⟨
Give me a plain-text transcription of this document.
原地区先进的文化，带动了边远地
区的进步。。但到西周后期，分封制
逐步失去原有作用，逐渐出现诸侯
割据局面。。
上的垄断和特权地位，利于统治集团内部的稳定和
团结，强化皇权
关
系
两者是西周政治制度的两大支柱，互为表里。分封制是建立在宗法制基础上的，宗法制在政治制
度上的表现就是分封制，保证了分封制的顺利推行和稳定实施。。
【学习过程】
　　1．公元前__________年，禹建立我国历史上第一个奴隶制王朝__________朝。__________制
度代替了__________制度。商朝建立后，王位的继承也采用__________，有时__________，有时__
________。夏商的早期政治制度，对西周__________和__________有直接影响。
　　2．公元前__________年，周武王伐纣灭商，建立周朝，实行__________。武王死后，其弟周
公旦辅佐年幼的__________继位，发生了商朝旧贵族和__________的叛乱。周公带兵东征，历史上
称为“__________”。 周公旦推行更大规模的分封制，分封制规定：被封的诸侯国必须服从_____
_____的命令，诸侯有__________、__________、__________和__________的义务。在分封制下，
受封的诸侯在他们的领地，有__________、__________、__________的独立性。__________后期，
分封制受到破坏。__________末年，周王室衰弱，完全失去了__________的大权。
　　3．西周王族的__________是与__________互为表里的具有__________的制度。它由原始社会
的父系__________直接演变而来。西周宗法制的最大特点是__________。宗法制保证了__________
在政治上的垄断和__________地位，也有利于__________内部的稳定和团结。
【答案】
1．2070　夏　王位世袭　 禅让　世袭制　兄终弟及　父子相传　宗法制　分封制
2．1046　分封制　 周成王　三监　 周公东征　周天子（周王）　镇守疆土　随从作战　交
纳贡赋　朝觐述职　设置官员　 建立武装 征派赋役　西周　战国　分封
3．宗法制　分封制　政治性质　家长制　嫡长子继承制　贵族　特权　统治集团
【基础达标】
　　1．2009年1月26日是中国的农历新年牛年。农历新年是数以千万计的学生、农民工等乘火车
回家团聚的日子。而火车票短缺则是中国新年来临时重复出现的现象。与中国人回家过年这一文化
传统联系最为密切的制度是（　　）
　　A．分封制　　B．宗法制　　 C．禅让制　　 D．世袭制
⟩
-- WHAT TO PRODUCE --
Each line of the listing should be echoed back exactly.

-- FINAL RESULT --
Give me a plain-text transcription of this document.
原地区先进的文化，带动了边远地
区的进步。。但到西周后期，分封制
逐步失去原有作用，逐渐出现诸侯
割据局面。。
上的垄断和特权地位，利于统治集团内部的稳定和
团结，强化皇权
关
系
两者是西周政治制度的两大支柱，互为表里。分封制是建立在宗法制基础上的，宗法制在政治制
度上的表现就是分封制，保证了分封制的顺利推行和稳定实施。。
【学习过程】
　　1．公元前__________年，禹建立我国历史上第一个奴隶制王朝__________朝。__________制
度代替了__________制度。商朝建立后，王位的继承也采用__________，有时__________，有时__
________。夏商的早期政治制度，对西周__________和__________有直接影响。
　　2．公元前__________年，周武王伐纣灭商，建立周朝，实行__________。武王死后，其弟周
公旦辅佐年幼的__________继位，发生了商朝旧贵族和__________的叛乱。周公带兵东征，历史上
称为“__________”。 周公旦推行更大规模的分封制，分封制规定：被封的诸侯国必须服从_____
_____的命令，诸侯有__________、__________、__________和__________的义务。在分封制下，
受封的诸侯在他们的领地，有__________、__________、__________的独立性。__________后期，
分封制受到破坏。__________末年，周王室衰弱，完全失去了__________的大权。
　　3．西周王族的__________是与__________互为表里的具有__________的制度。它由原始社会
的父系__________直接演变而来。西周宗法制的最大特点是__________。宗法制保证了__________
在政治上的垄断和__________地位，也有利于__________内部的稳定和团结。
【答案】
1．2070　夏　王位世袭　 禅让　世袭制　兄终弟及　父子相传　宗法制　分封制
2．1046　分封制　 周成王　三监　 周公东征　周天子（周王）　镇守疆土　随从作战　交
纳贡赋　朝觐述职　设置官员　 建立武装 征派赋役　西周　战国　分封
3．宗法制　分封制　政治性质　家长制　嫡长子继承制　贵族　特权　统治集团
【基础达标】
　　1．2009年1月26日是中国的农历新年牛年。农历新年是数以千万计的学生、农民工等乘火车
回家团聚的日子。而火车票短缺则是中国新年来临时重复出现的现象。与中国人回家过年这一文化
传统联系最为密切的制度是（　　）
　　A．分封制　　B．宗法制　　 C．禅让制　　 D．世袭制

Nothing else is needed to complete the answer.